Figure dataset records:
────────────────

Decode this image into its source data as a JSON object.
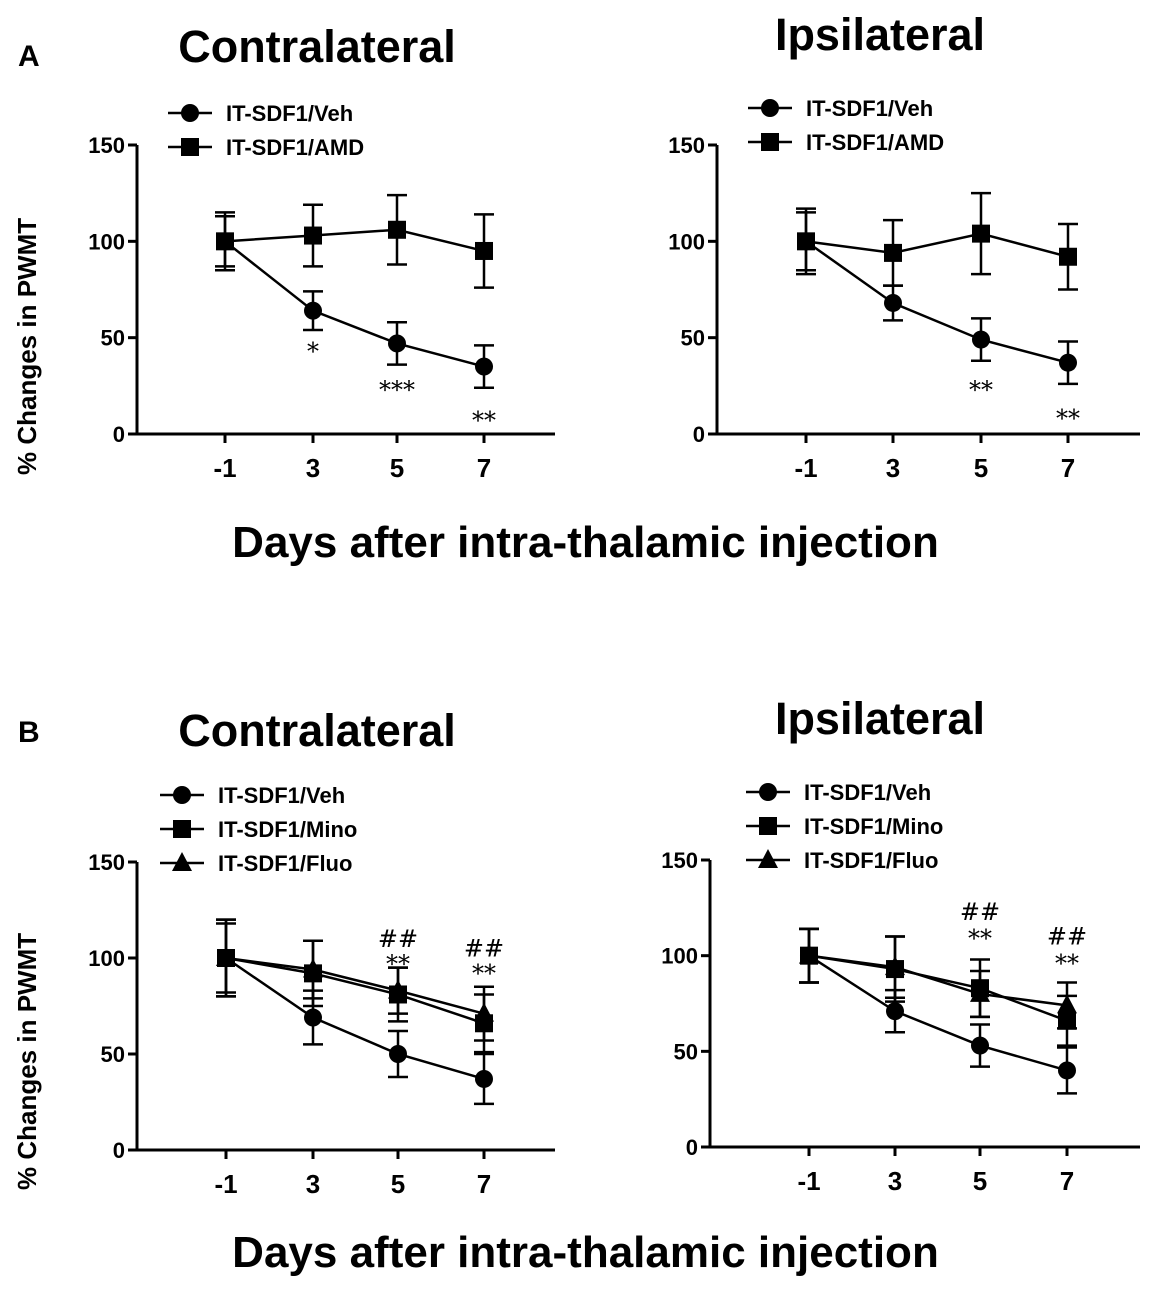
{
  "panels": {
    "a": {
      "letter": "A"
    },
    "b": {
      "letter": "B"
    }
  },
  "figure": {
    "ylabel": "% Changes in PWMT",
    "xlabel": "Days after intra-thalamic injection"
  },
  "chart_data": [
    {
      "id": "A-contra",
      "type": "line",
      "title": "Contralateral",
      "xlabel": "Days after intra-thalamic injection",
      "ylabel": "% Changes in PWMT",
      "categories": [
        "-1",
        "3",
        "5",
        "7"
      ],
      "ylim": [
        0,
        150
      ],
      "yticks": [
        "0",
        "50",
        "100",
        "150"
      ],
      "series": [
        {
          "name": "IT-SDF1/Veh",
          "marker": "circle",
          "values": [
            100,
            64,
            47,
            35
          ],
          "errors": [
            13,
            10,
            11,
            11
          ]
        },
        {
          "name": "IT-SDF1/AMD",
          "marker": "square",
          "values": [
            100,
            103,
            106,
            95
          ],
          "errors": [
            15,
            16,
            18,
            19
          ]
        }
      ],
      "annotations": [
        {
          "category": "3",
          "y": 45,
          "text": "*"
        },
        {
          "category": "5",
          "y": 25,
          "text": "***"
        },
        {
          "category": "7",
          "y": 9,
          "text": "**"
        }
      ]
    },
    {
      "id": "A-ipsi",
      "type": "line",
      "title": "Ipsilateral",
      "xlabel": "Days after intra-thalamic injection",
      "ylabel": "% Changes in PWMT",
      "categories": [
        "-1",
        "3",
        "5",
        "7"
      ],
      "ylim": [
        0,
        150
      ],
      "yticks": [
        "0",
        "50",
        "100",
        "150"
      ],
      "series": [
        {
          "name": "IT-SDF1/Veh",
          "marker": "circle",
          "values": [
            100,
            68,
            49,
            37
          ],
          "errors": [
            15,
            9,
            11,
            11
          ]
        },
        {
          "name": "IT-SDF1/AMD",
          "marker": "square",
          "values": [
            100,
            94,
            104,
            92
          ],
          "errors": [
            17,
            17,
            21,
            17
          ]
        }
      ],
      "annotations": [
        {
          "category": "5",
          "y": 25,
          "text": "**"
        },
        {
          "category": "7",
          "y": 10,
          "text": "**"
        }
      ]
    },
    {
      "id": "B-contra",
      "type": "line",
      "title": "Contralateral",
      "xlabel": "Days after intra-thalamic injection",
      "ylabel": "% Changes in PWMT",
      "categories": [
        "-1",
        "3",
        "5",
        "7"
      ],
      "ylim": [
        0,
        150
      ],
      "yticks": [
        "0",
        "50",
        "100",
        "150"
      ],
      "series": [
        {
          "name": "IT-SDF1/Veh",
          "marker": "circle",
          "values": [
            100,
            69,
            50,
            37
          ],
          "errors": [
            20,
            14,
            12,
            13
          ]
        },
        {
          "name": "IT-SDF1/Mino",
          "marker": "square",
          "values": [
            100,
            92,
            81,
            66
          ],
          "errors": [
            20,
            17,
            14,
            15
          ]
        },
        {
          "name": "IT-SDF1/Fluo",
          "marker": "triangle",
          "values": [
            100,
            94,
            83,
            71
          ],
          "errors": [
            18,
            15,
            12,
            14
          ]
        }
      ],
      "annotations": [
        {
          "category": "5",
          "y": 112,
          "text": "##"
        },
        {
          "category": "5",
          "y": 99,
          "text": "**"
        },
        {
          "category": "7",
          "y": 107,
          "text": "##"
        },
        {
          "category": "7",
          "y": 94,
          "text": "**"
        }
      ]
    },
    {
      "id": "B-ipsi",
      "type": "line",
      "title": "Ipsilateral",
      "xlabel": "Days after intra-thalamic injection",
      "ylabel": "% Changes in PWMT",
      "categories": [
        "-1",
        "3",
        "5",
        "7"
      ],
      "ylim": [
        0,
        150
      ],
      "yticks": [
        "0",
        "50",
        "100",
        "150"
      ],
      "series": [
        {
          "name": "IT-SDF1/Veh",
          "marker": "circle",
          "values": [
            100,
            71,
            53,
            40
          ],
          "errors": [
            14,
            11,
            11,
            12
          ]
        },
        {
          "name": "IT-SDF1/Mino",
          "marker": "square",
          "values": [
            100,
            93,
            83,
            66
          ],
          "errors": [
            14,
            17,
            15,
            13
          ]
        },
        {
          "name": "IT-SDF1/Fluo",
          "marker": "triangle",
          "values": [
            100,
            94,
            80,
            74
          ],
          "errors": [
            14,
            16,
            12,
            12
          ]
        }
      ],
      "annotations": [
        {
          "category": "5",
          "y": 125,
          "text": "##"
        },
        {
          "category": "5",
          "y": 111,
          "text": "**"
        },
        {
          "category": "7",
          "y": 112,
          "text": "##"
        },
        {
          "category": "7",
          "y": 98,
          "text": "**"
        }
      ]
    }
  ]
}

────────────────

(Problem):
Output the records above exactly; leave out the pictures.

(Solution for this exercise):
Decode this image into its source data as a JSON object.
{
  "panels": {
    "a": {
      "letter": "A"
    },
    "b": {
      "letter": "B"
    }
  },
  "figure": {
    "ylabel": "% Changes in PWMT",
    "xlabel": "Days after intra-thalamic injection"
  },
  "chart_data": [
    {
      "id": "A-contra",
      "type": "line",
      "title": "Contralateral",
      "xlabel": "Days after intra-thalamic injection",
      "ylabel": "% Changes in PWMT",
      "categories": [
        "-1",
        "3",
        "5",
        "7"
      ],
      "ylim": [
        0,
        150
      ],
      "yticks": [
        "0",
        "50",
        "100",
        "150"
      ],
      "series": [
        {
          "name": "IT-SDF1/Veh",
          "marker": "circle",
          "values": [
            100,
            64,
            47,
            35
          ],
          "errors": [
            13,
            10,
            11,
            11
          ]
        },
        {
          "name": "IT-SDF1/AMD",
          "marker": "square",
          "values": [
            100,
            103,
            106,
            95
          ],
          "errors": [
            15,
            16,
            18,
            19
          ]
        }
      ],
      "annotations": [
        {
          "category": "3",
          "y": 45,
          "text": "*"
        },
        {
          "category": "5",
          "y": 25,
          "text": "***"
        },
        {
          "category": "7",
          "y": 9,
          "text": "**"
        }
      ]
    },
    {
      "id": "A-ipsi",
      "type": "line",
      "title": "Ipsilateral",
      "xlabel": "Days after intra-thalamic injection",
      "ylabel": "% Changes in PWMT",
      "categories": [
        "-1",
        "3",
        "5",
        "7"
      ],
      "ylim": [
        0,
        150
      ],
      "yticks": [
        "0",
        "50",
        "100",
        "150"
      ],
      "series": [
        {
          "name": "IT-SDF1/Veh",
          "marker": "circle",
          "values": [
            100,
            68,
            49,
            37
          ],
          "errors": [
            15,
            9,
            11,
            11
          ]
        },
        {
          "name": "IT-SDF1/AMD",
          "marker": "square",
          "values": [
            100,
            94,
            104,
            92
          ],
          "errors": [
            17,
            17,
            21,
            17
          ]
        }
      ],
      "annotations": [
        {
          "category": "5",
          "y": 25,
          "text": "**"
        },
        {
          "category": "7",
          "y": 10,
          "text": "**"
        }
      ]
    },
    {
      "id": "B-contra",
      "type": "line",
      "title": "Contralateral",
      "xlabel": "Days after intra-thalamic injection",
      "ylabel": "% Changes in PWMT",
      "categories": [
        "-1",
        "3",
        "5",
        "7"
      ],
      "ylim": [
        0,
        150
      ],
      "yticks": [
        "0",
        "50",
        "100",
        "150"
      ],
      "series": [
        {
          "name": "IT-SDF1/Veh",
          "marker": "circle",
          "values": [
            100,
            69,
            50,
            37
          ],
          "errors": [
            20,
            14,
            12,
            13
          ]
        },
        {
          "name": "IT-SDF1/Mino",
          "marker": "square",
          "values": [
            100,
            92,
            81,
            66
          ],
          "errors": [
            20,
            17,
            14,
            15
          ]
        },
        {
          "name": "IT-SDF1/Fluo",
          "marker": "triangle",
          "values": [
            100,
            94,
            83,
            71
          ],
          "errors": [
            18,
            15,
            12,
            14
          ]
        }
      ],
      "annotations": [
        {
          "category": "5",
          "y": 112,
          "text": "##"
        },
        {
          "category": "5",
          "y": 99,
          "text": "**"
        },
        {
          "category": "7",
          "y": 107,
          "text": "##"
        },
        {
          "category": "7",
          "y": 94,
          "text": "**"
        }
      ]
    },
    {
      "id": "B-ipsi",
      "type": "line",
      "title": "Ipsilateral",
      "xlabel": "Days after intra-thalamic injection",
      "ylabel": "% Changes in PWMT",
      "categories": [
        "-1",
        "3",
        "5",
        "7"
      ],
      "ylim": [
        0,
        150
      ],
      "yticks": [
        "0",
        "50",
        "100",
        "150"
      ],
      "series": [
        {
          "name": "IT-SDF1/Veh",
          "marker": "circle",
          "values": [
            100,
            71,
            53,
            40
          ],
          "errors": [
            14,
            11,
            11,
            12
          ]
        },
        {
          "name": "IT-SDF1/Mino",
          "marker": "square",
          "values": [
            100,
            93,
            83,
            66
          ],
          "errors": [
            14,
            17,
            15,
            13
          ]
        },
        {
          "name": "IT-SDF1/Fluo",
          "marker": "triangle",
          "values": [
            100,
            94,
            80,
            74
          ],
          "errors": [
            14,
            16,
            12,
            12
          ]
        }
      ],
      "annotations": [
        {
          "category": "5",
          "y": 125,
          "text": "##"
        },
        {
          "category": "5",
          "y": 111,
          "text": "**"
        },
        {
          "category": "7",
          "y": 112,
          "text": "##"
        },
        {
          "category": "7",
          "y": 98,
          "text": "**"
        }
      ]
    }
  ]
}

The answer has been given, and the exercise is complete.